** Problem **
Set down every record once more, exactly as given.

Collection entries:
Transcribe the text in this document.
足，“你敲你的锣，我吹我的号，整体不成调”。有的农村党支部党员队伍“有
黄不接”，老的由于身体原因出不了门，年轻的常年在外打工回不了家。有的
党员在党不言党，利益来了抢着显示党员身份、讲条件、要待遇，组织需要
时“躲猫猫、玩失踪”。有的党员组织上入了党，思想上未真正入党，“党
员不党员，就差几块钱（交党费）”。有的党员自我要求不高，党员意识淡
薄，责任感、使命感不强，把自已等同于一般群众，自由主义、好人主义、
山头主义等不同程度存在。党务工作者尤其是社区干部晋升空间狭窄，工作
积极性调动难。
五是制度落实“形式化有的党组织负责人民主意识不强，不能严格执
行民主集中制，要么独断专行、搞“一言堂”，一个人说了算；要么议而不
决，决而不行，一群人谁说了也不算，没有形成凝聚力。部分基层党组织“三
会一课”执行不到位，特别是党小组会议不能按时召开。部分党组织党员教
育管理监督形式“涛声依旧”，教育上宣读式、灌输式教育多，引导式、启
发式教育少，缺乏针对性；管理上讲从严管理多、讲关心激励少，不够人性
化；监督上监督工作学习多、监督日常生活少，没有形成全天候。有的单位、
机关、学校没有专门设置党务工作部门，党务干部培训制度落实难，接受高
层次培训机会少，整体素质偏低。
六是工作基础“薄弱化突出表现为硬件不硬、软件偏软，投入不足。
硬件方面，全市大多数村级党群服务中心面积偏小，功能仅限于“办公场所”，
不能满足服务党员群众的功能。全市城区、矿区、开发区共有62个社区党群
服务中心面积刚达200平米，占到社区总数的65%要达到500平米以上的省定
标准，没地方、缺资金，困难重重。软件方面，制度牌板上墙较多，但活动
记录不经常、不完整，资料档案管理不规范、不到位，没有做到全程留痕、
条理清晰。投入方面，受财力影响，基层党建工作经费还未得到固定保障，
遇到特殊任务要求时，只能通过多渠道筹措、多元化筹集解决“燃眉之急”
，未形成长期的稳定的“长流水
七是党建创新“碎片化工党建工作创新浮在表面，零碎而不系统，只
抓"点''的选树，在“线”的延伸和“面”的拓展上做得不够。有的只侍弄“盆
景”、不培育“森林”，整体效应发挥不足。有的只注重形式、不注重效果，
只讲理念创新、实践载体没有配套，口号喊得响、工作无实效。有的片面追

** Written solution **
Transcribe the text in this document.
足，“你敲你的锣，我吹我的号，整体不成调”。有的农村党支部党员队伍“有
黄不接”，老的由于身体原因出不了门，年轻的常年在外打工回不了家。有的
党员在党不言党，利益来了抢着显示党员身份、讲条件、要待遇，组织需要
时“躲猫猫、玩失踪”。有的党员组织上入了党，思想上未真正入党，“党
员不党员，就差几块钱（交党费）”。有的党员自我要求不高，党员意识淡
薄，责任感、使命感不强，把自已等同于一般群众，自由主义、好人主义、
山头主义等不同程度存在。党务工作者尤其是社区干部晋升空间狭窄，工作
积极性调动难。
五是制度落实“形式化有的党组织负责人民主意识不强，不能严格执
行民主集中制，要么独断专行、搞“一言堂”，一个人说了算；要么议而不
决，决而不行，一群人谁说了也不算，没有形成凝聚力。部分基层党组织“三
会一课”执行不到位，特别是党小组会议不能按时召开。部分党组织党员教
育管理监督形式“涛声依旧”，教育上宣读式、灌输式教育多，引导式、启
发式教育少，缺乏针对性；管理上讲从严管理多、讲关心激励少，不够人性
化；监督上监督工作学习多、监督日常生活少，没有形成全天候。有的单位、
机关、学校没有专门设置党务工作部门，党务干部培训制度落实难，接受高
层次培训机会少，整体素质偏低。
六是工作基础“薄弱化突出表现为硬件不硬、软件偏软，投入不足。
硬件方面，全市大多数村级党群服务中心面积偏小，功能仅限于“办公场所”，
不能满足服务党员群众的功能。全市城区、矿区、开发区共有62个社区党群
服务中心面积刚达200平米，占到社区总数的65%要达到500平米以上的省定
标准，没地方、缺资金，困难重重。软件方面，制度牌板上墙较多，但活动
记录不经常、不完整，资料档案管理不规范、不到位，没有做到全程留痕、
条理清晰。投入方面，受财力影响，基层党建工作经费还未得到固定保障，
遇到特殊任务要求时，只能通过多渠道筹措、多元化筹集解决“燃眉之急”
，未形成长期的稳定的“长流水
七是党建创新“碎片化工党建工作创新浮在表面，零碎而不系统，只
抓"点''的选树，在“线”的延伸和“面”的拓展上做得不够。有的只侍弄“盆
景”、不培育“森林”，整体效应发挥不足。有的只注重形式、不注重效果，
只讲理念创新、实践载体没有配套，口号喊得响、工作无实效。有的片面追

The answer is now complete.